* [TASK STATEMENT]
Leave out the images and repeat the listing below without a single change.

* [MATERIAL FOR THIS EXERCISE]
####################

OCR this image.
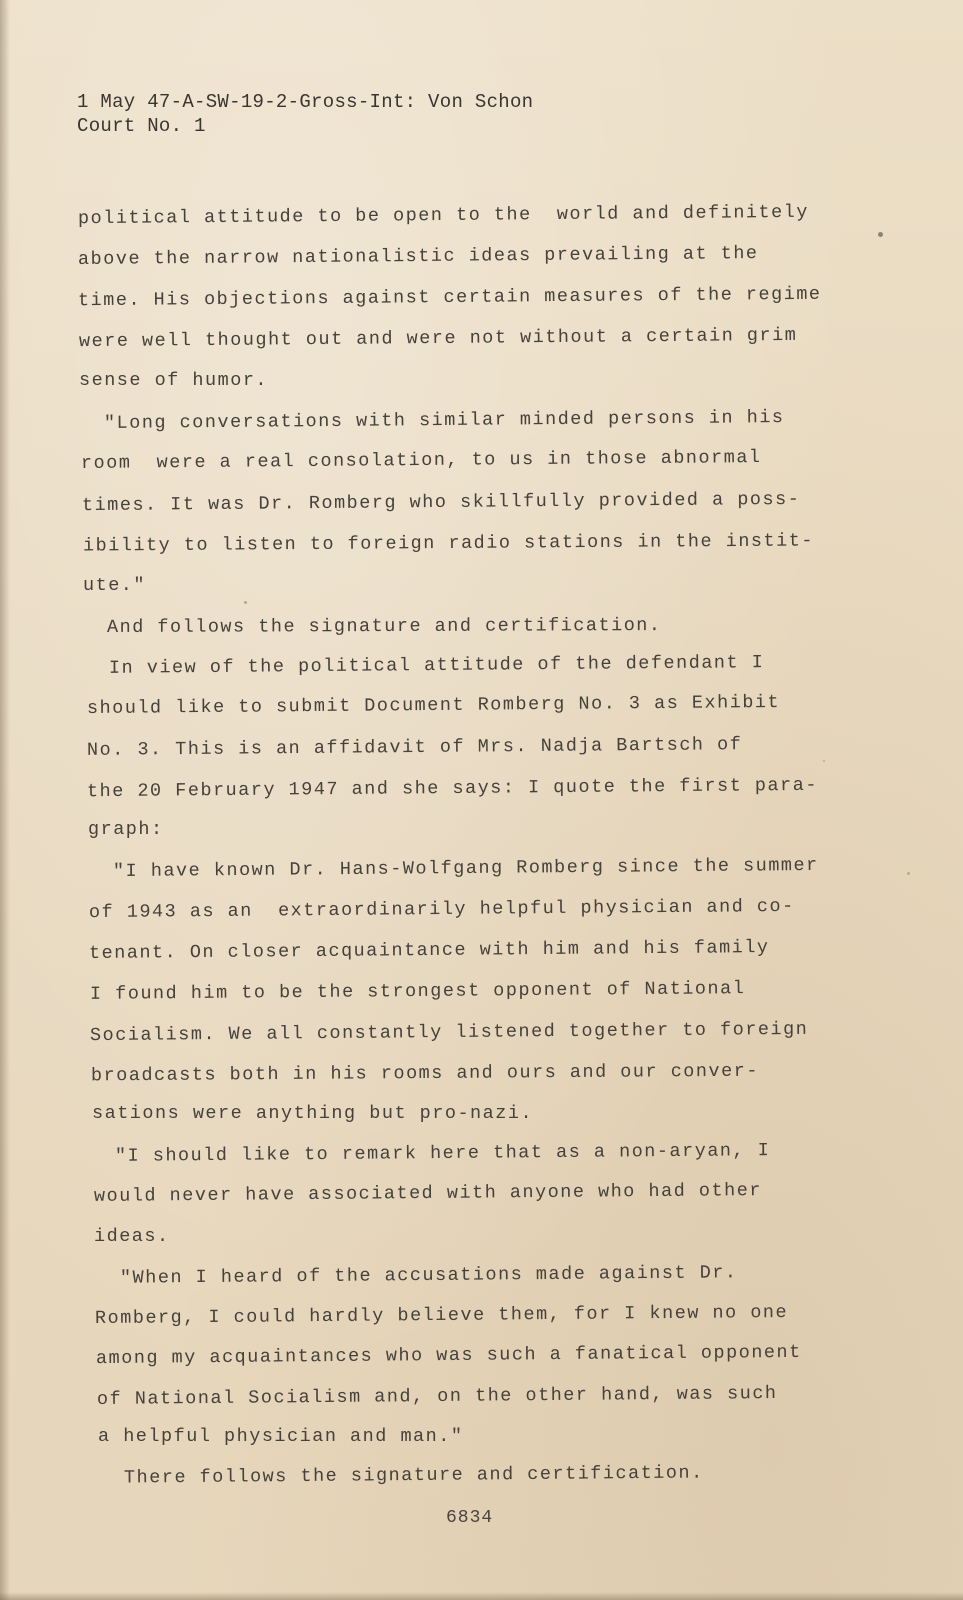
1 May 47-A-SW-19-2-Gross-Int: Von Schon
Court No. 1
political attitude to be open to the  world and definitely
above the narrow nationalistic ideas prevailing at the
time. His objections against certain measures of the regime
were well thought out and were not without a certain grim
sense of humor.
"Long conversations with similar minded persons in his
room  were a real consolation, to us in those abnormal
times. It was Dr. Romberg who skillfully provided a poss-
ibility to listen to foreign radio stations in the instit-
ute."
And follows the signature and certification.
In view of the political attitude of the defendant I
should like to submit Document Romberg No. 3 as Exhibit
No. 3. This is an affidavit of Mrs. Nadja Bartsch of
the 20 February 1947 and she says: I quote the first para-
graph:
"I have known Dr. Hans-Wolfgang Romberg since the summer
of 1943 as an  extraordinarily helpful physician and co-
tenant. On closer acquaintance with him and his family
I found him to be the strongest opponent of National
Socialism. We all constantly listened together to foreign
broadcasts both in his rooms and ours and our conver-
sations were anything but pro-nazi.
"I should like to remark here that as a non-aryan, I
would never have associated with anyone who had other
ideas.
"When I heard of the accusations made against Dr.
Romberg, I could hardly believe them, for I knew no one
among my acquaintances who was such a fanatical opponent
of National Socialism and, on the other hand, was such
a helpful physician and man."
There follows the signature and certification.
6834
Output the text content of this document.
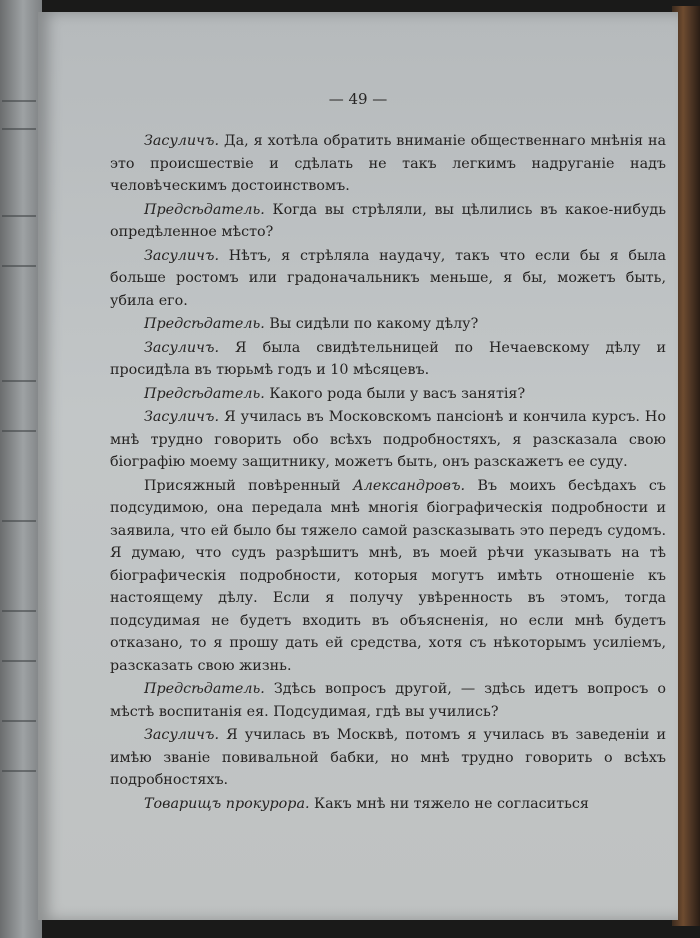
— 49 —

Засуличъ. Да, я хотѣла обратить вниманіе общественнаго мнѣнія на это происшествіе и сдѣлать не такъ легкимъ надруганіе надъ человѣческимъ достоинствомъ.

Предсѣдатель. Когда вы стрѣляли, вы цѣлились въ какое-нибудь опредѣленное мѣсто?

Засуличъ. Нѣтъ, я стрѣляла наудачу, такъ что если бы я была больше ростомъ или градоначальникъ меньше, я бы, можетъ быть, убила его.

Предсѣдатель. Вы сидѣли по какому дѣлу?

Засуличъ. Я была свидѣтельницей по Нечаевскому дѣлу и просидѣла въ тюрьмѣ годъ и 10 мѣсяцевъ.

Предсѣдатель. Какого рода были у васъ занятія?

Засуличъ. Я училась въ Московскомъ пансіонѣ и кончила курсъ. Но мнѣ трудно говорить обо всѣхъ подробностяхъ, я разсказала свою біографію моему защитнику, можетъ быть, онъ разскажетъ ее суду.

Присяжный повѣренный Александровъ. Въ моихъ бесѣдахъ съ подсудимою, она передала мнѣ многія біографическія подробности и заявила, что ей было бы тяжело самой разсказывать это передъ судомъ. Я думаю, что судъ разрѣшитъ мнѣ, въ моей рѣчи указывать на тѣ біографическія подробности, которыя могутъ имѣть отношеніе къ настоящему дѣлу. Если я получу увѣренность въ этомъ, тогда подсудимая не будетъ входить въ объясненія, но если мнѣ будетъ отказано, то я прошу дать ей средства, хотя съ нѣкоторымъ усиліемъ, разсказать свою жизнь.

Предсѣдатель. Здѣсь вопросъ другой, — здѣсь идетъ вопросъ о мѣстѣ воспитанія ея. Подсудимая, гдѣ вы учились?

Засуличъ. Я училась въ Москвѣ, потомъ я училась въ заведеніи и имѣю званіе повивальной бабки, но мнѣ трудно говорить о всѣхъ подробностяхъ.

Товарищъ прокурора. Какъ мнѣ ни тяжело не согласиться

####################

* [SOLUTION FOR THIS TASK]
OCR this image.
1 May 47-A-SW-19-2-Gross-Int: Von Schon
Court No. 1
political attitude to be open to the  world and definitely
above the narrow nationalistic ideas prevailing at the
time. His objections against certain measures of the regime
were well thought out and were not without a certain grim
sense of humor.
"Long conversations with similar minded persons in his
room  were a real consolation, to us in those abnormal
times. It was Dr. Romberg who skillfully provided a poss-
ibility to listen to foreign radio stations in the instit-
ute."
And follows the signature and certification.
In view of the political attitude of the defendant I
should like to submit Document Romberg No. 3 as Exhibit
No. 3. This is an affidavit of Mrs. Nadja Bartsch of
the 20 February 1947 and she says: I quote the first para-
graph:
"I have known Dr. Hans-Wolfgang Romberg since the summer
of 1943 as an  extraordinarily helpful physician and co-
tenant. On closer acquaintance with him and his family
I found him to be the strongest opponent of National
Socialism. We all constantly listened together to foreign
broadcasts both in his rooms and ours and our conver-
sations were anything but pro-nazi.
"I should like to remark here that as a non-aryan, I
would never have associated with anyone who had other
ideas.
"When I heard of the accusations made against Dr.
Romberg, I could hardly believe them, for I knew no one
among my acquaintances who was such a fanatical opponent
of National Socialism and, on the other hand, was such
a helpful physician and man."
There follows the signature and certification.
6834
Output the text content of this document.
— 49 —

Засуличъ. Да, я хотѣла обратить вниманіе общественнаго мнѣнія на это происшествіе и сдѣлать не такъ легкимъ надруганіе надъ человѣческимъ достоинствомъ.

Предсѣдатель. Когда вы стрѣляли, вы цѣлились въ какое-нибудь опредѣленное мѣсто?

Засуличъ. Нѣтъ, я стрѣляла наудачу, такъ что если бы я была больше ростомъ или градоначальникъ меньше, я бы, можетъ быть, убила его.

Предсѣдатель. Вы сидѣли по какому дѣлу?

Засуличъ. Я была свидѣтельницей по Нечаевскому дѣлу и просидѣла въ тюрьмѣ годъ и 10 мѣсяцевъ.

Предсѣдатель. Какого рода были у васъ занятія?

Засуличъ. Я училась въ Московскомъ пансіонѣ и кончила курсъ. Но мнѣ трудно говорить обо всѣхъ подробностяхъ, я разсказала свою біографію моему защитнику, можетъ быть, онъ разскажетъ ее суду.

Присяжный повѣренный Александровъ. Въ моихъ бесѣдахъ съ подсудимою, она передала мнѣ многія біографическія подробности и заявила, что ей было бы тяжело самой разсказывать это передъ судомъ. Я думаю, что судъ разрѣшитъ мнѣ, въ моей рѣчи указывать на тѣ біографическія подробности, которыя могутъ имѣть отношеніе къ настоящему дѣлу. Если я получу увѣренность въ этомъ, тогда подсудимая не будетъ входить въ объясненія, но если мнѣ будетъ отказано, то я прошу дать ей средства, хотя съ нѣкоторымъ усиліемъ, разсказать свою жизнь.

Предсѣдатель. Здѣсь вопросъ другой, — здѣсь идетъ вопросъ о мѣстѣ воспитанія ея. Подсудимая, гдѣ вы учились?

Засуличъ. Я училась въ Москвѣ, потомъ я училась въ заведеніи и имѣю званіе повивальной бабки, но мнѣ трудно говорить о всѣхъ подробностяхъ.

Товарищъ прокурора. Какъ мнѣ ни тяжело не согласиться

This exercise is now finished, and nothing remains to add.